▶ _REQUIRED TASK_
Swap "Welcome Pages" for "Start Pages" in the material below, and reproduce every other line with no changes.

___ RECORDS FOR THE EXERCISE ___

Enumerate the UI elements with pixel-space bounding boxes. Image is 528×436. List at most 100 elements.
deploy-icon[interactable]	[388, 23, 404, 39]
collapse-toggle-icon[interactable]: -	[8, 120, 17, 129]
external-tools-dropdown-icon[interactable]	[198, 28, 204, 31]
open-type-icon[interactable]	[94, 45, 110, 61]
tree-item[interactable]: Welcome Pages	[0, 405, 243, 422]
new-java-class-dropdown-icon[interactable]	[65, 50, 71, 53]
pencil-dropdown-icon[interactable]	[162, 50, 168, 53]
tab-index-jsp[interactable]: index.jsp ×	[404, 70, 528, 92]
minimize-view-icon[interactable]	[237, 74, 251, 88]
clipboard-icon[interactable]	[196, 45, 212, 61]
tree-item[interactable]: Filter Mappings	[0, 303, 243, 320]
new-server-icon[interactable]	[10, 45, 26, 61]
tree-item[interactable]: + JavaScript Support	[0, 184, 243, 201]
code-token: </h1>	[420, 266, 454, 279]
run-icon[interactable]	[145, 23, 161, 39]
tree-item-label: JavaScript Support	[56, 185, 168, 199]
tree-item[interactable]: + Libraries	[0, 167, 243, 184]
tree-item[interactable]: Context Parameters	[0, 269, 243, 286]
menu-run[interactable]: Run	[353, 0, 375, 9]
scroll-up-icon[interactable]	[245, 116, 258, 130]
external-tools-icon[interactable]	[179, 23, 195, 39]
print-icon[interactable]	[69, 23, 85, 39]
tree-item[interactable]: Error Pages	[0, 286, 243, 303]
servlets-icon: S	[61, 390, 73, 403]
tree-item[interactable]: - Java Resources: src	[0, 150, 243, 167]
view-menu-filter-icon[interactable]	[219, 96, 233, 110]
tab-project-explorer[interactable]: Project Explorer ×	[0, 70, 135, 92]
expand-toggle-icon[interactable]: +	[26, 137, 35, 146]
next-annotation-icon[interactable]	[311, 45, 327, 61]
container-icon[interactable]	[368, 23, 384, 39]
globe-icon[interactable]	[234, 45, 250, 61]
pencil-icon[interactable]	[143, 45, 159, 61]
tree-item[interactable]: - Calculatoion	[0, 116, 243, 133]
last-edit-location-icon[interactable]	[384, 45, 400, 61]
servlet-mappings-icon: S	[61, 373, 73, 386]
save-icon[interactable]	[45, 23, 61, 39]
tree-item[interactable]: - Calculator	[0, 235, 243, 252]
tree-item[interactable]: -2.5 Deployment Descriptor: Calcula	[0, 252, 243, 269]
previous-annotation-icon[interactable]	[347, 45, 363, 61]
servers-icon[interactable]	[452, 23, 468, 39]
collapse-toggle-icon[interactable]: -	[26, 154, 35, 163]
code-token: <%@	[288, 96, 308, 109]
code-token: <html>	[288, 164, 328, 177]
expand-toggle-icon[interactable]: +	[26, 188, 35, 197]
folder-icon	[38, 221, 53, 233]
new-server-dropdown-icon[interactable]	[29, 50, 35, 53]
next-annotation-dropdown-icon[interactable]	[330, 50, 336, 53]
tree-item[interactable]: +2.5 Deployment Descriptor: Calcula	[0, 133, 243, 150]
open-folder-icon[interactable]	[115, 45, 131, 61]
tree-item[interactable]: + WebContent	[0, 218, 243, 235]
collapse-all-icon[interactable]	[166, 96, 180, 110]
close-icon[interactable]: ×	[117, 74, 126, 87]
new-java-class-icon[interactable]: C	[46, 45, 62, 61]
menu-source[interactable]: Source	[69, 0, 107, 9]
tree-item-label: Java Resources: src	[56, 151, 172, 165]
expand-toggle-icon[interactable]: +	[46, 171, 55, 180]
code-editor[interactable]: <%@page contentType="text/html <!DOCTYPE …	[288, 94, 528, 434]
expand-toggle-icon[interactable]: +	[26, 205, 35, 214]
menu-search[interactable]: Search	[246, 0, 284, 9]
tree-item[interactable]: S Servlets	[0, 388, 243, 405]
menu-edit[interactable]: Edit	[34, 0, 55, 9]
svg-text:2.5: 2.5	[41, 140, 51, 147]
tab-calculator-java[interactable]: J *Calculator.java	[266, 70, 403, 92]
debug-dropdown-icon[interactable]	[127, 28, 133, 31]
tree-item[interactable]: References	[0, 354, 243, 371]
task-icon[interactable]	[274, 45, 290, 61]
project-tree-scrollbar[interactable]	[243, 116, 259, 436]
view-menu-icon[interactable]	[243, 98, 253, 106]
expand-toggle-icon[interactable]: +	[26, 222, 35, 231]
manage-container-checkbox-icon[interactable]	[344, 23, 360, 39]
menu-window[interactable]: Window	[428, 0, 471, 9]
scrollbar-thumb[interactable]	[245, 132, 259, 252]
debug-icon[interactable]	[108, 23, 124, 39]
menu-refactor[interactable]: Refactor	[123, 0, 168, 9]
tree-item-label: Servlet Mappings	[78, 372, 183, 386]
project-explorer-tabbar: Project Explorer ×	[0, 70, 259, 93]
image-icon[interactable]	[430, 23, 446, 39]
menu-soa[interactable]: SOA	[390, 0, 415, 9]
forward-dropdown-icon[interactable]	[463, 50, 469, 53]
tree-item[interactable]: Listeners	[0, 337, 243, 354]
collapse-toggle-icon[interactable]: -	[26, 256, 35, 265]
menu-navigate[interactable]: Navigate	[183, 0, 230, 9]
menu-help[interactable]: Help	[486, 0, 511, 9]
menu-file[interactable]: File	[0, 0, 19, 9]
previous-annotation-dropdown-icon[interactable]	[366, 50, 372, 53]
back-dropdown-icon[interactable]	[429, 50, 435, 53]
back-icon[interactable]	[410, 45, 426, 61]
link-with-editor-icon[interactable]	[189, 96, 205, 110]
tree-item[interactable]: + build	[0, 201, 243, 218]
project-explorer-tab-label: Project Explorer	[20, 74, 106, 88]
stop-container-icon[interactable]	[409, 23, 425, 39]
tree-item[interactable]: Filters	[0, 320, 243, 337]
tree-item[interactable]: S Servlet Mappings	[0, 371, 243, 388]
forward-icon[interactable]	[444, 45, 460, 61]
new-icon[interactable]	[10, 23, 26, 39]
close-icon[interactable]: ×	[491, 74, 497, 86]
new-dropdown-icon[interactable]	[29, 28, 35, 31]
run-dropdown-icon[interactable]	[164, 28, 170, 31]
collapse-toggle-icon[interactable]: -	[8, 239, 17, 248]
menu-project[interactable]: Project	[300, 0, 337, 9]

___

▶ _CORRECT ANSWER_
Enumerate the UI elements with pixel-space bounding boxes. Image is 528×436. List at most 100 elements.
deploy-icon[interactable]	[388, 23, 404, 39]
collapse-toggle-icon[interactable]: -	[8, 120, 17, 129]
external-tools-dropdown-icon[interactable]	[198, 28, 204, 31]
open-type-icon[interactable]	[94, 45, 110, 61]
tree-item[interactable]: Start Pages	[0, 405, 243, 422]
new-java-class-dropdown-icon[interactable]	[65, 50, 71, 53]
pencil-dropdown-icon[interactable]	[162, 50, 168, 53]
tab-index-jsp[interactable]: index.jsp ×	[404, 70, 528, 92]
minimize-view-icon[interactable]	[237, 74, 251, 88]
clipboard-icon[interactable]	[196, 45, 212, 61]
tree-item[interactable]: Filter Mappings	[0, 303, 243, 320]
new-server-icon[interactable]	[10, 45, 26, 61]
tree-item[interactable]: + JavaScript Support	[0, 184, 243, 201]
code-token: </h1>	[420, 266, 454, 279]
run-icon[interactable]	[145, 23, 161, 39]
tree-item-label: JavaScript Support	[56, 185, 168, 199]
tree-item[interactable]: + Libraries	[0, 167, 243, 184]
tree-item[interactable]: Context Parameters	[0, 269, 243, 286]
menu-run[interactable]: Run	[353, 0, 375, 9]
scroll-up-icon[interactable]	[245, 116, 258, 130]
external-tools-icon[interactable]	[179, 23, 195, 39]
print-icon[interactable]	[69, 23, 85, 39]
tree-item[interactable]: Error Pages	[0, 286, 243, 303]
servlets-icon: S	[61, 390, 73, 403]
tree-item[interactable]: - Java Resources: src	[0, 150, 243, 167]
view-menu-filter-icon[interactable]	[219, 96, 233, 110]
tab-project-explorer[interactable]: Project Explorer ×	[0, 70, 135, 92]
expand-toggle-icon[interactable]: +	[26, 137, 35, 146]
next-annotation-icon[interactable]	[311, 45, 327, 61]
container-icon[interactable]	[368, 23, 384, 39]
globe-icon[interactable]	[234, 45, 250, 61]
pencil-icon[interactable]	[143, 45, 159, 61]
tree-item[interactable]: - Calculatoion	[0, 116, 243, 133]
last-edit-location-icon[interactable]	[384, 45, 400, 61]
servlet-mappings-icon: S	[61, 373, 73, 386]
save-icon[interactable]	[45, 23, 61, 39]
tree-item[interactable]: - Calculator	[0, 235, 243, 252]
tree-item[interactable]: -2.5 Deployment Descriptor: Calcula	[0, 252, 243, 269]
previous-annotation-icon[interactable]	[347, 45, 363, 61]
servers-icon[interactable]	[452, 23, 468, 39]
collapse-toggle-icon[interactable]: -	[26, 154, 35, 163]
code-token: <%@	[288, 96, 308, 109]
code-token: <html>	[288, 164, 328, 177]
expand-toggle-icon[interactable]: +	[26, 188, 35, 197]
folder-icon	[38, 221, 53, 233]
new-server-dropdown-icon[interactable]	[29, 50, 35, 53]
next-annotation-dropdown-icon[interactable]	[330, 50, 336, 53]
tree-item[interactable]: +2.5 Deployment Descriptor: Calcula	[0, 133, 243, 150]
open-folder-icon[interactable]	[115, 45, 131, 61]
tree-item[interactable]: + WebContent	[0, 218, 243, 235]
collapse-all-icon[interactable]	[166, 96, 180, 110]
close-icon[interactable]: ×	[117, 74, 126, 87]
new-java-class-icon[interactable]: C	[46, 45, 62, 61]
menu-source[interactable]: Source	[69, 0, 107, 9]
tree-item-label: Java Resources: src	[56, 151, 172, 165]
expand-toggle-icon[interactable]: +	[46, 171, 55, 180]
code-editor[interactable]: <%@page contentType="text/html <!DOCTYPE …	[288, 94, 528, 434]
expand-toggle-icon[interactable]: +	[26, 205, 35, 214]
menu-search[interactable]: Search	[246, 0, 284, 9]
tree-item[interactable]: S Servlets	[0, 388, 243, 405]
menu-edit[interactable]: Edit	[34, 0, 55, 9]
svg-text:2.5: 2.5	[41, 140, 51, 147]
tab-calculator-java[interactable]: J *Calculator.java	[266, 70, 403, 92]
debug-dropdown-icon[interactable]	[127, 28, 133, 31]
tree-item[interactable]: References	[0, 354, 243, 371]
task-icon[interactable]	[274, 45, 290, 61]
project-tree-scrollbar[interactable]	[243, 116, 259, 436]
view-menu-icon[interactable]	[243, 98, 253, 106]
expand-toggle-icon[interactable]: +	[26, 222, 35, 231]
manage-container-checkbox-icon[interactable]	[344, 23, 360, 39]
menu-window[interactable]: Window	[428, 0, 471, 9]
scrollbar-thumb[interactable]	[245, 132, 259, 252]
debug-icon[interactable]	[108, 23, 124, 39]
menu-refactor[interactable]: Refactor	[123, 0, 168, 9]
tree-item-label: Servlet Mappings	[78, 372, 183, 386]
project-explorer-tabbar: Project Explorer ×	[0, 70, 259, 93]
image-icon[interactable]	[430, 23, 446, 39]
menu-soa[interactable]: SOA	[390, 0, 415, 9]
forward-dropdown-icon[interactable]	[463, 50, 469, 53]
tree-item[interactable]: Listeners	[0, 337, 243, 354]
collapse-toggle-icon[interactable]: -	[26, 256, 35, 265]
menu-navigate[interactable]: Navigate	[183, 0, 230, 9]
menu-help[interactable]: Help	[486, 0, 511, 9]
menu-file[interactable]: File	[0, 0, 19, 9]
previous-annotation-dropdown-icon[interactable]	[366, 50, 372, 53]
back-dropdown-icon[interactable]	[429, 50, 435, 53]
back-icon[interactable]	[410, 45, 426, 61]
link-with-editor-icon[interactable]	[189, 96, 205, 110]
tree-item[interactable]: + build	[0, 201, 243, 218]
project-explorer-tab-label: Project Explorer	[20, 74, 106, 88]
stop-container-icon[interactable]	[409, 23, 425, 39]
tree-item[interactable]: Filters	[0, 320, 243, 337]
tree-item[interactable]: S Servlet Mappings	[0, 371, 243, 388]
forward-icon[interactable]	[444, 45, 460, 61]
new-icon[interactable]	[10, 23, 26, 39]
close-icon[interactable]: ×	[491, 74, 497, 86]
new-dropdown-icon[interactable]	[29, 28, 35, 31]
run-dropdown-icon[interactable]	[164, 28, 170, 31]
collapse-toggle-icon[interactable]: -	[8, 239, 17, 248]
menu-project[interactable]: Project	[300, 0, 337, 9]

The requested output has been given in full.